## WRITTEN EXERCISE
Transcribe the full listing exactly, and drop every picture.

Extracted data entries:

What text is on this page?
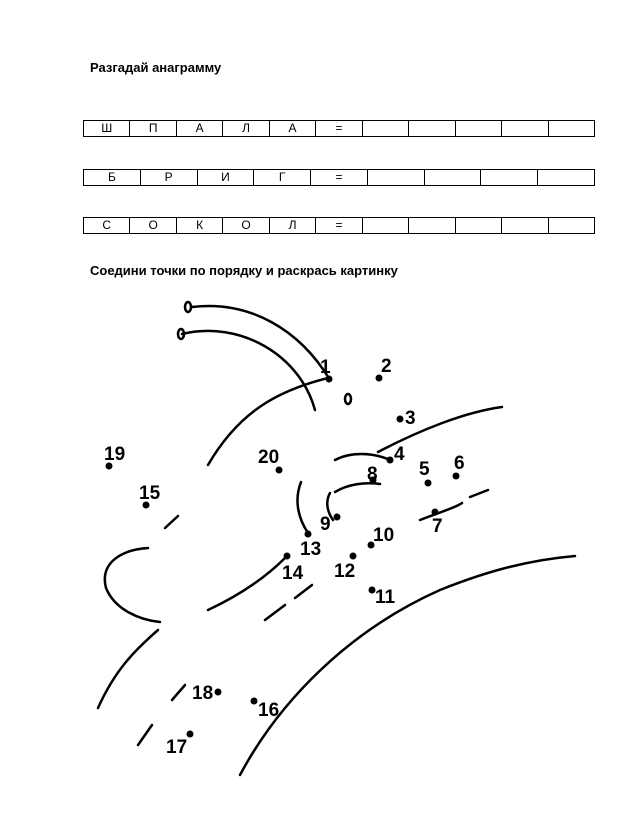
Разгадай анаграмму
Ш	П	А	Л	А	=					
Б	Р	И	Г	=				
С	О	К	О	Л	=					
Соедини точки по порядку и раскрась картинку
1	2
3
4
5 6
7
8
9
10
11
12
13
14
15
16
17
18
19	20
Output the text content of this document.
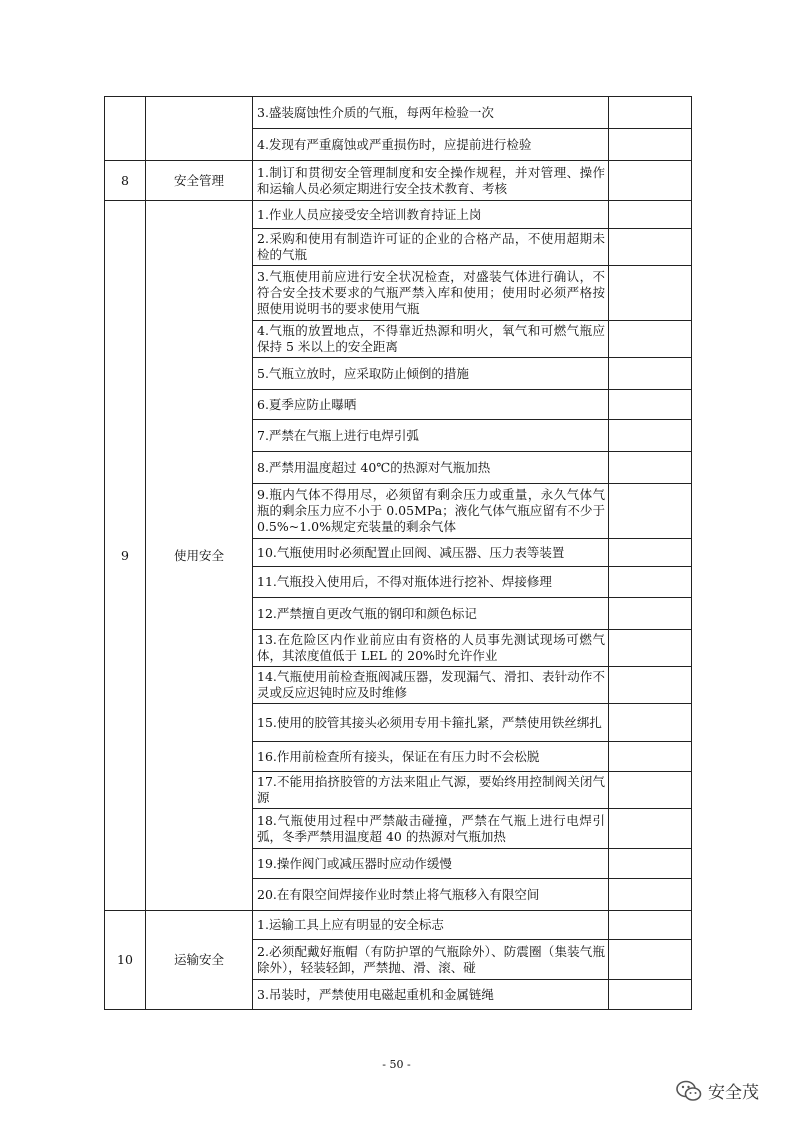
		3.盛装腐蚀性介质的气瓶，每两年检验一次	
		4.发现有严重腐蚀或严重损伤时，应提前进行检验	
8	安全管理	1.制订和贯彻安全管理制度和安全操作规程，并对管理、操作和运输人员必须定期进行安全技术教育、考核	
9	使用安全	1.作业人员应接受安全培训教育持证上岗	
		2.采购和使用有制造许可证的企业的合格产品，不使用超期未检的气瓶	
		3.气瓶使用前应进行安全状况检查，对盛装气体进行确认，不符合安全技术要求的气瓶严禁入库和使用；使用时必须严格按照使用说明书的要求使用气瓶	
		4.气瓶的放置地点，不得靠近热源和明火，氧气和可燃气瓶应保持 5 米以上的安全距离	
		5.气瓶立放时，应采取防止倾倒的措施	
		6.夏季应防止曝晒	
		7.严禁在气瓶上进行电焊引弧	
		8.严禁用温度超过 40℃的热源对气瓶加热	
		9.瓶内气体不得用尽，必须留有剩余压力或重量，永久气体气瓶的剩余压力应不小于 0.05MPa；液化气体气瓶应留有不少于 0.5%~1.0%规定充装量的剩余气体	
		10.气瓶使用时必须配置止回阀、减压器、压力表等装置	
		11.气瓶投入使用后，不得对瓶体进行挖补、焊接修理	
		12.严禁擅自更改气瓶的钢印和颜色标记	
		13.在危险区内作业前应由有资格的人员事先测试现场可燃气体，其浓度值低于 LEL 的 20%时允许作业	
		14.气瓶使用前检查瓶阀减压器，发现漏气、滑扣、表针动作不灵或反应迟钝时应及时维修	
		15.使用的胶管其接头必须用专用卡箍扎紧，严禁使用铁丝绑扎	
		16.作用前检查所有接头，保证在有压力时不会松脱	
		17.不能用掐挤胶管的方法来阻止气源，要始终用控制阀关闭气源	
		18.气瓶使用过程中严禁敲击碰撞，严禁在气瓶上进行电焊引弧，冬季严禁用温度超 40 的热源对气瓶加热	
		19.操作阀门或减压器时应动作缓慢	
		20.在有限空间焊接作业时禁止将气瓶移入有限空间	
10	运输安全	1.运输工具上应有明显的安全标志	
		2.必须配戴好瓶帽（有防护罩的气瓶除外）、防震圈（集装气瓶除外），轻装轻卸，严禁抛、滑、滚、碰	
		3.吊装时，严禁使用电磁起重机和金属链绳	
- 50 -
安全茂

## RESPONSE
What text is on this page?
Разгадай анаграмму
Ш	П	А	Л	А	=					
Б	Р	И	Г	=				
С	О	К	О	Л	=					
Соедини точки по порядку и раскрась картинку
1	2
3
4
5 6
7
8
9
10
11
12
13
14
15
16
17
18
19	20
Output the text content of this document.
		3.盛装腐蚀性介质的气瓶，每两年检验一次	
		4.发现有严重腐蚀或严重损伤时，应提前进行检验	
8	安全管理	1.制订和贯彻安全管理制度和安全操作规程，并对管理、操作和运输人员必须定期进行安全技术教育、考核	
9	使用安全	1.作业人员应接受安全培训教育持证上岗	
		2.采购和使用有制造许可证的企业的合格产品，不使用超期未检的气瓶	
		3.气瓶使用前应进行安全状况检查，对盛装气体进行确认，不符合安全技术要求的气瓶严禁入库和使用；使用时必须严格按照使用说明书的要求使用气瓶	
		4.气瓶的放置地点，不得靠近热源和明火，氧气和可燃气瓶应保持 5 米以上的安全距离	
		5.气瓶立放时，应采取防止倾倒的措施	
		6.夏季应防止曝晒	
		7.严禁在气瓶上进行电焊引弧	
		8.严禁用温度超过 40℃的热源对气瓶加热	
		9.瓶内气体不得用尽，必须留有剩余压力或重量，永久气体气瓶的剩余压力应不小于 0.05MPa；液化气体气瓶应留有不少于 0.5%~1.0%规定充装量的剩余气体	
		10.气瓶使用时必须配置止回阀、减压器、压力表等装置	
		11.气瓶投入使用后，不得对瓶体进行挖补、焊接修理	
		12.严禁擅自更改气瓶的钢印和颜色标记	
		13.在危险区内作业前应由有资格的人员事先测试现场可燃气体，其浓度值低于 LEL 的 20%时允许作业	
		14.气瓶使用前检查瓶阀减压器，发现漏气、滑扣、表针动作不灵或反应迟钝时应及时维修	
		15.使用的胶管其接头必须用专用卡箍扎紧，严禁使用铁丝绑扎	
		16.作用前检查所有接头，保证在有压力时不会松脱	
		17.不能用掐挤胶管的方法来阻止气源，要始终用控制阀关闭气源	
		18.气瓶使用过程中严禁敲击碰撞，严禁在气瓶上进行电焊引弧，冬季严禁用温度超 40 的热源对气瓶加热	
		19.操作阀门或减压器时应动作缓慢	
		20.在有限空间焊接作业时禁止将气瓶移入有限空间	
10	运输安全	1.运输工具上应有明显的安全标志	
		2.必须配戴好瓶帽（有防护罩的气瓶除外）、防震圈（集装气瓶除外），轻装轻卸，严禁抛、滑、滚、碰	
		3.吊装时，严禁使用电磁起重机和金属链绳	
- 50 -
安全茂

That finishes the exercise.